▶ _TASK GOAL_:
Your task is to copy the material exactly.

▶ _RECORDS FOR THIS EXERCISE_:
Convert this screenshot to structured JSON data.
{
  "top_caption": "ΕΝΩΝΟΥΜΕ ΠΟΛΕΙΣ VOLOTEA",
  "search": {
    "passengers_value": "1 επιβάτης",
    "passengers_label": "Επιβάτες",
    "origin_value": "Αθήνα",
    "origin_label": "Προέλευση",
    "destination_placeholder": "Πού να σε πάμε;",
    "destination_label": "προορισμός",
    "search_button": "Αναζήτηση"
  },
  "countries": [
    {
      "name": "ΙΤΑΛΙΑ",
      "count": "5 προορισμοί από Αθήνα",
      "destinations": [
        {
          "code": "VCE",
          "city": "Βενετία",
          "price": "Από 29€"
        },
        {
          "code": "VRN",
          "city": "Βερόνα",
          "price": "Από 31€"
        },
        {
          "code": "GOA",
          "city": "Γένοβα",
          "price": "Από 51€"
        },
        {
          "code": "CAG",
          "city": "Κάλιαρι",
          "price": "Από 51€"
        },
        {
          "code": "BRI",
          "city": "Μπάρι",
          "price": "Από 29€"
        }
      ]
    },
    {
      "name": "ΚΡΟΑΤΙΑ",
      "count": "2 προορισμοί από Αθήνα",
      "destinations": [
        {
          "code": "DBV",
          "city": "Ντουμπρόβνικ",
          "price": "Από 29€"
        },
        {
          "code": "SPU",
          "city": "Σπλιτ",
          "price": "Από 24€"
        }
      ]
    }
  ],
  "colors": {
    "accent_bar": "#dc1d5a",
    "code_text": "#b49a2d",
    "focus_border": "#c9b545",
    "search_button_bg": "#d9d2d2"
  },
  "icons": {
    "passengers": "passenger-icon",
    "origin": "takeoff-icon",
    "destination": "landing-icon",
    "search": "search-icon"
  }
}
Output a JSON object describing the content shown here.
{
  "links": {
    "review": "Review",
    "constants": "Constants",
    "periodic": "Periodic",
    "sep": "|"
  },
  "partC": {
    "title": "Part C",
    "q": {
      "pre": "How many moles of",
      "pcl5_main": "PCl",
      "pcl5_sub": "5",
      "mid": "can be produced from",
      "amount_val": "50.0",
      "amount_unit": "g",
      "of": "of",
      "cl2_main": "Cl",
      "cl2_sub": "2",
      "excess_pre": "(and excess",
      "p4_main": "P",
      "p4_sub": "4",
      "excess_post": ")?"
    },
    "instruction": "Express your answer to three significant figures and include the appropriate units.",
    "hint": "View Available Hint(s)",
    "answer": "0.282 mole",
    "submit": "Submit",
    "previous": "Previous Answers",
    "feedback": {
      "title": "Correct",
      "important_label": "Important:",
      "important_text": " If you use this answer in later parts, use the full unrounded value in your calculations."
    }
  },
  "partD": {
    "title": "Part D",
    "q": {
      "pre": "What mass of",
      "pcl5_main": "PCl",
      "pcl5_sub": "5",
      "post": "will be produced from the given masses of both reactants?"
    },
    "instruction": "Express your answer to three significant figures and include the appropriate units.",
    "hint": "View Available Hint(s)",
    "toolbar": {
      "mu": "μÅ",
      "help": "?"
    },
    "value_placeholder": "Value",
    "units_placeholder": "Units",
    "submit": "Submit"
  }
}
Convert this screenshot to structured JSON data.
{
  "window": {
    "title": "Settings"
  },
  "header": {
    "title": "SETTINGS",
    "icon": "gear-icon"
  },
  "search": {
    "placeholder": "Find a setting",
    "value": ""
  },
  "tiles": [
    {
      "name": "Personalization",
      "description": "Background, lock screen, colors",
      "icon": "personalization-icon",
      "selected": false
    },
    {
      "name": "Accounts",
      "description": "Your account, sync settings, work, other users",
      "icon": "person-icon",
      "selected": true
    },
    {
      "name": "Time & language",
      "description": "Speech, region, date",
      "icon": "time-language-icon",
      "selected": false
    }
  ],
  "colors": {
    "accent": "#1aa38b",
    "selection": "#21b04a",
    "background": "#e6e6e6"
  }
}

▶ _WORKED ANSWER_:
Convert this screenshot to structured JSON data.
{
  "top_caption": "ΕΝΩΝΟΥΜΕ ΠΟΛΕΙΣ VOLOTEA",
  "search": {
    "passengers_value": "1 επιβάτης",
    "passengers_label": "Επιβάτες",
    "origin_value": "Αθήνα",
    "origin_label": "Προέλευση",
    "destination_placeholder": "Πού να σε πάμε;",
    "destination_label": "προορισμός",
    "search_button": "Αναζήτηση"
  },
  "countries": [
    {
      "name": "ΙΤΑΛΙΑ",
      "count": "5 προορισμοί από Αθήνα",
      "destinations": [
        {
          "code": "VCE",
          "city": "Βενετία",
          "price": "Από 29€"
        },
        {
          "code": "VRN",
          "city": "Βερόνα",
          "price": "Από 31€"
        },
        {
          "code": "GOA",
          "city": "Γένοβα",
          "price": "Από 51€"
        },
        {
          "code": "CAG",
          "city": "Κάλιαρι",
          "price": "Από 51€"
        },
        {
          "code": "BRI",
          "city": "Μπάρι",
          "price": "Από 29€"
        }
      ]
    },
    {
      "name": "ΚΡΟΑΤΙΑ",
      "count": "2 προορισμοί από Αθήνα",
      "destinations": [
        {
          "code": "DBV",
          "city": "Ντουμπρόβνικ",
          "price": "Από 29€"
        },
        {
          "code": "SPU",
          "city": "Σπλιτ",
          "price": "Από 24€"
        }
      ]
    }
  ],
  "colors": {
    "accent_bar": "#dc1d5a",
    "code_text": "#b49a2d",
    "focus_border": "#c9b545",
    "search_button_bg": "#d9d2d2"
  },
  "icons": {
    "passengers": "passenger-icon",
    "origin": "takeoff-icon",
    "destination": "landing-icon",
    "search": "search-icon"
  }
}
Output a JSON object describing the content shown here.
{
  "links": {
    "review": "Review",
    "constants": "Constants",
    "periodic": "Periodic",
    "sep": "|"
  },
  "partC": {
    "title": "Part C",
    "q": {
      "pre": "How many moles of",
      "pcl5_main": "PCl",
      "pcl5_sub": "5",
      "mid": "can be produced from",
      "amount_val": "50.0",
      "amount_unit": "g",
      "of": "of",
      "cl2_main": "Cl",
      "cl2_sub": "2",
      "excess_pre": "(and excess",
      "p4_main": "P",
      "p4_sub": "4",
      "excess_post": ")?"
    },
    "instruction": "Express your answer to three significant figures and include the appropriate units.",
    "hint": "View Available Hint(s)",
    "answer": "0.282 mole",
    "submit": "Submit",
    "previous": "Previous Answers",
    "feedback": {
      "title": "Correct",
      "important_label": "Important:",
      "important_text": " If you use this answer in later parts, use the full unrounded value in your calculations."
    }
  },
  "partD": {
    "title": "Part D",
    "q": {
      "pre": "What mass of",
      "pcl5_main": "PCl",
      "pcl5_sub": "5",
      "post": "will be produced from the given masses of both reactants?"
    },
    "instruction": "Express your answer to three significant figures and include the appropriate units.",
    "hint": "View Available Hint(s)",
    "toolbar": {
      "mu": "μÅ",
      "help": "?"
    },
    "value_placeholder": "Value",
    "units_placeholder": "Units",
    "submit": "Submit"
  }
}
Convert this screenshot to structured JSON data.
{
  "window": {
    "title": "Settings"
  },
  "header": {
    "title": "SETTINGS",
    "icon": "gear-icon"
  },
  "search": {
    "placeholder": "Find a setting",
    "value": ""
  },
  "tiles": [
    {
      "name": "Personalization",
      "description": "Background, lock screen, colors",
      "icon": "personalization-icon",
      "selected": false
    },
    {
      "name": "Accounts",
      "description": "Your account, sync settings, work, other users",
      "icon": "person-icon",
      "selected": true
    },
    {
      "name": "Time & language",
      "description": "Speech, region, date",
      "icon": "time-language-icon",
      "selected": false
    }
  ],
  "colors": {
    "accent": "#1aa38b",
    "selection": "#21b04a",
    "background": "#e6e6e6"
  }
}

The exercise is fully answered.